Required work — Only the pictures are to be left out; set down the rest of the records exactly.

################

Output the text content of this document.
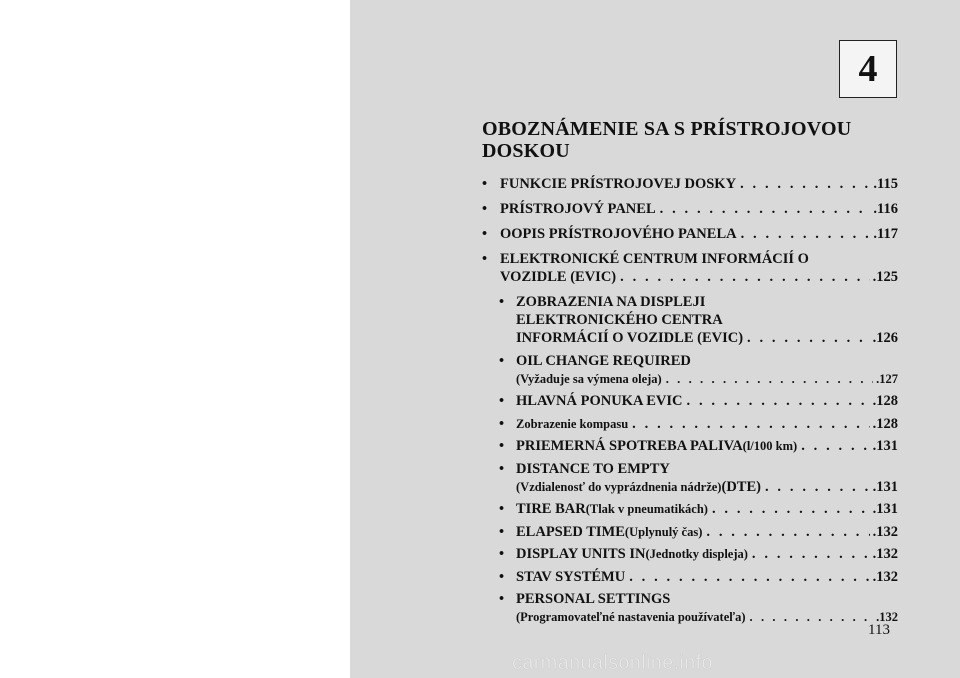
4
OBOZNÁMENIE SA S PRÍSTROJOVOU
DOSKOU
• FUNKCIE PRÍSTROJOVEJ DOSKY . . .	.115
• PRÍSTROJOVÝ PANEL . . .	.116
• OOPIS PRÍSTROJOVÉHO PANELA . . .	.117
• ELEKTRONICKÉ CENTRUM INFORMÁCIÍ O
VOZIDLE (EVIC) . . .	.125
• ZOBRAZENIA NA DISPLEJI
ELEKTRONICKÉHO CENTRA
INFORMÁCIÍ O VOZIDLE (EVIC) . . .	.126
• OIL CHANGE REQUIRED
(Vyžaduje sa výmena oleja) . . .	.127
• HLAVNÁ PONUKA EVIC . . .	.128
• Zobrazenie kompasu . . .	.128
• PRIEMERNÁ SPOTREBA PALIVA (l/100 km) . . .	.131
• DISTANCE TO EMPTY
(Vzdialenosť do vyprázdnenia nádrže) (DTE) . . .	.131
• TIRE BAR (Tlak v pneumatikách) . . .	.131
• ELAPSED TIME (Uplynulý čas) . . .	.132
• DISPLAY UNITS IN (Jednotky displeja) . . .	.132
• STAV SYSTÉMU . . .	.132
• PERSONAL SETTINGS
(Programovateľné nastavenia používateľa) . . .	.132
113
carmanualsonline.info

################

Completed exercise —
Output the text content of this document.
4
OBOZNÁMENIE SA S PRÍSTROJOVOU
DOSKOU
• FUNKCIE PRÍSTROJOVEJ DOSKY . . .	.115
• PRÍSTROJOVÝ PANEL . . .	.116
• OOPIS PRÍSTROJOVÉHO PANELA . . .	.117
• ELEKTRONICKÉ CENTRUM INFORMÁCIÍ O
VOZIDLE (EVIC) . . .	.125
• ZOBRAZENIA NA DISPLEJI
ELEKTRONICKÉHO CENTRA
INFORMÁCIÍ O VOZIDLE (EVIC) . . .	.126
• OIL CHANGE REQUIRED
(Vyžaduje sa výmena oleja) . . .	.127
• HLAVNÁ PONUKA EVIC . . .	.128
• Zobrazenie kompasu . . .	.128
• PRIEMERNÁ SPOTREBA PALIVA (l/100 km) . . .	.131
• DISTANCE TO EMPTY
(Vzdialenosť do vyprázdnenia nádrže) (DTE) . . .	.131
• TIRE BAR (Tlak v pneumatikách) . . .	.131
• ELAPSED TIME (Uplynulý čas) . . .	.132
• DISPLAY UNITS IN (Jednotky displeja) . . .	.132
• STAV SYSTÉMU . . .	.132
• PERSONAL SETTINGS
(Programovateľné nastavenia používateľa) . . .	.132
113
carmanualsonline.info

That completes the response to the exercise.